抜粋:
_ _ _ _ _ _ _

自身が経済的存在の中で生きていることを前提にして考えると、芸術(いわゆる芸術活動、絵を描く、美術館に置くという物質的なものでなくて、もっとコンセプトとしての芸術)の世界での政治・経済との共犯関係は多いにありうるのだと思えるのでした。つまりは、政治・経済が芸術と手をつなぐというのは、ある意味でコラボレーション的意味合いが多くなりがちだと思うのです。それは例えば、ギャラリーと芸術家であったり、ある美術展のスポンサーとしての企業と芸術だったり。逆に、政治・経済全体が芸術と共犯することはある種命題にそぐわないところがあります。あくまで芸術は確信犯として政治・経済に対しての企てを構築し、共犯というよりは政治・経済的なものの中の「誰か」なり「何か」をだまくらかす位な気負いが要されるのかと。それこそが、芸術の定義に思えるからです。

政治・経済なるもの全体と「芸術」が共犯関係になることは、経済的存在に属している私個人から言えば極めて難しい気がするのですが、芸術が経済的存在にある種のメリットを示唆し、そこで経済的存在側は利益の創出という観点、社会貢献によるイメージ向上などのメリットを享受する「コラボレーション」と考え、いやしかし実際は経済的存在は芸術にだまくらかされているというのが私のイメージです。逆に、芸術が政治・経済なるものにだまくらかされるかと言えば、その命題として芸術はその状況に立ち向かい、打ち砕き、突破しかえって相手を見返す位の大きな力を持つし、持っているはずなのだと思います。

元々共通の目的を持っている存在同士は、共犯関係になり得ないとの話も興味深く聞きました。それに付け加え、それぞれの存在の異分子性以外に、関係性がフラットか否か、フラットでなければどちらが優勢か、また表向きに優勢である場合、本質的にその存在が優勢なのか、様々な切り口から、芸術と経済の共犯関係は考え得るのではと思いながら自転車飛ばして帰路についた次第です。

_ _ _ _ _ _ _

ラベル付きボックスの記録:
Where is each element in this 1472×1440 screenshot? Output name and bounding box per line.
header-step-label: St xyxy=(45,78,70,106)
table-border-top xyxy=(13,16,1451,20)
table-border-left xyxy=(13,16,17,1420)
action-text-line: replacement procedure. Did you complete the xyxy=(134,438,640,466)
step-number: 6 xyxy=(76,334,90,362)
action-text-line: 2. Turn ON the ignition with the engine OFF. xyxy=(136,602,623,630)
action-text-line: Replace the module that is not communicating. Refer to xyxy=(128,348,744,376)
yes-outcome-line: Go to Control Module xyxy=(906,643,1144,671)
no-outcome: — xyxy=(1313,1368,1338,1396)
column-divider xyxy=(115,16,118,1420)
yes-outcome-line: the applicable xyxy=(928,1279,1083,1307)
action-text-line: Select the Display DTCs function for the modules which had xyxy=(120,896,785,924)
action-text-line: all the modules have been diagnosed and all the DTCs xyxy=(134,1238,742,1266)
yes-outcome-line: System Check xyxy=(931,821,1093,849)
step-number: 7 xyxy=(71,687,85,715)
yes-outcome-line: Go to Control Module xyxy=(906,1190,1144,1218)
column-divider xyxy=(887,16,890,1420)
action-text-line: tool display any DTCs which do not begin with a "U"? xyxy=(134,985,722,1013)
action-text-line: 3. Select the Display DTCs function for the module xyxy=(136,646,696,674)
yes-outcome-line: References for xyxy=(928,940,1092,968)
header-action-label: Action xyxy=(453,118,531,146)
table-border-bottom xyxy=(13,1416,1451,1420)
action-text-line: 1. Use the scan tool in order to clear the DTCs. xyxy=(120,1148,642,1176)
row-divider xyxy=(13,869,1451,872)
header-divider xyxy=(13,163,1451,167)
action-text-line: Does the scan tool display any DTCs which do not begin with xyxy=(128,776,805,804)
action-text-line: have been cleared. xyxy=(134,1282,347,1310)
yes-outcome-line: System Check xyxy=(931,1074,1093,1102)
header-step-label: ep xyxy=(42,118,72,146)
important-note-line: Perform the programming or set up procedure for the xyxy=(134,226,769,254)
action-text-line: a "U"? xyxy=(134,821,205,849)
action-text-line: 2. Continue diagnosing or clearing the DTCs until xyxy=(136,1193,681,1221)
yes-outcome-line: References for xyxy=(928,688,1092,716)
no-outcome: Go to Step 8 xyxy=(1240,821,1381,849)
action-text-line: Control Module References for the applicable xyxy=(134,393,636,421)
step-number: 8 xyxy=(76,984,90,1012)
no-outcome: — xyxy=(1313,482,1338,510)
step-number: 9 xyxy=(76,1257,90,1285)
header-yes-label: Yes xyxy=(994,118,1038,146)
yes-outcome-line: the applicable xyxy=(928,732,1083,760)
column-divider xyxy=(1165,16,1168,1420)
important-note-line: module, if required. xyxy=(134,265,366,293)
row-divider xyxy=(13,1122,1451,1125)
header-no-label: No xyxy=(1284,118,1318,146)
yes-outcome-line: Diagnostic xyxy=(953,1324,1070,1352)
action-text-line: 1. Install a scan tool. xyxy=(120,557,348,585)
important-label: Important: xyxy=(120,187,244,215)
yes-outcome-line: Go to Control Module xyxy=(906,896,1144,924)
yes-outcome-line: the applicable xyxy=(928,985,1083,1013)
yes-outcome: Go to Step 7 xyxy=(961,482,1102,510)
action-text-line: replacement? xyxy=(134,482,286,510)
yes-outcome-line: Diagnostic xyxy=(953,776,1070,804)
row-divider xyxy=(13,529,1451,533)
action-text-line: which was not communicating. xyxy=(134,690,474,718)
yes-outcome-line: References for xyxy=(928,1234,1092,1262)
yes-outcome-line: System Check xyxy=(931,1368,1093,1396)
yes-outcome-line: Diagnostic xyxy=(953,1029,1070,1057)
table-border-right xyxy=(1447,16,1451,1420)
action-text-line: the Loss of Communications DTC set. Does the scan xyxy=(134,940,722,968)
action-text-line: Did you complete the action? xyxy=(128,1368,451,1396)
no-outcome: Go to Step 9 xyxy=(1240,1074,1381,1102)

_ _ _ _ _ _ _

課題:
(A) 芸術と経済についての文章をもとに、次の問いに答えてください。
(i) 政治・経済が芸術と手をつなぐコラボレーションの例として、どのような組み合わせが挙げられていますか。
(ii) 経済的存在側が享受するメリットとして、どのようなものが挙げられていますか。
(iii) 共犯関係になり得ないとの話があったのは、どのような存在同士ですか。
(B) 芸術と経済についての文章のうち、「自身が経済的存在の中で生きて」という語句を含む箇所から「ているはずなのだと思います。」までを、一字も変えずに書き写してください。
記録を参照する必要はありません。

解答:
(A)
(i) ギャラリーと芸術家、ある美術展のスポンサーとしての企業と芸術です。
(ii) 利益の創出という観点と、社会貢献によるイメージ向上などです。
(iii) 元々共通の目的を持っている存在同士です。

(B)
自身が経済的存在の中で生きていることを前提にして考えると、芸術(いわゆる芸術活動、絵を描く、美術館に置くという物質的なものでなくて、もっとコンセプトとしての芸術)の世界での政治・経済との共犯関係は多いにありうるのだと思えるのでした。つまりは、政治・経済が芸術と手をつなぐというのは、ある意味でコラボレーション的意味合いが多くなりがちだと思うのです。それは例えば、ギャラリーと芸術家であったり、ある美術展のスポンサーとしての企業と芸術だったり。逆に、政治・経済全体が芸術と共犯することはある種命題にそぐわないところがあります。あくまで芸術は確信犯として政治・経済に対しての企てを構築し、共犯というよりは政治・経済的なものの中の「誰か」なり「何か」をだまくらかす位な気負いが要されるのかと。それこそが、芸術の定義に思えるからです。

政治・経済なるもの全体と「芸術」が共犯関係になることは、経済的存在に属している私個人から言えば極めて難しい気がするのですが、芸術が経済的存在にある種のメリットを示唆し、そこで経済的存在側は利益の創出という観点、社会貢献によるイメージ向上などのメリットを享受する「コラボレーション」と考え、いやしかし実際は経済的存在は芸術にだまくらかされているというのが私のイメージです。逆に、芸術が政治・経済なるものにだまくらかされるかと言えば、その命題として芸術はその状況に立ち向かい、打ち砕き、突破しかえって相手を見返す位の大きな力を持つし、持っているはずなのだと思います。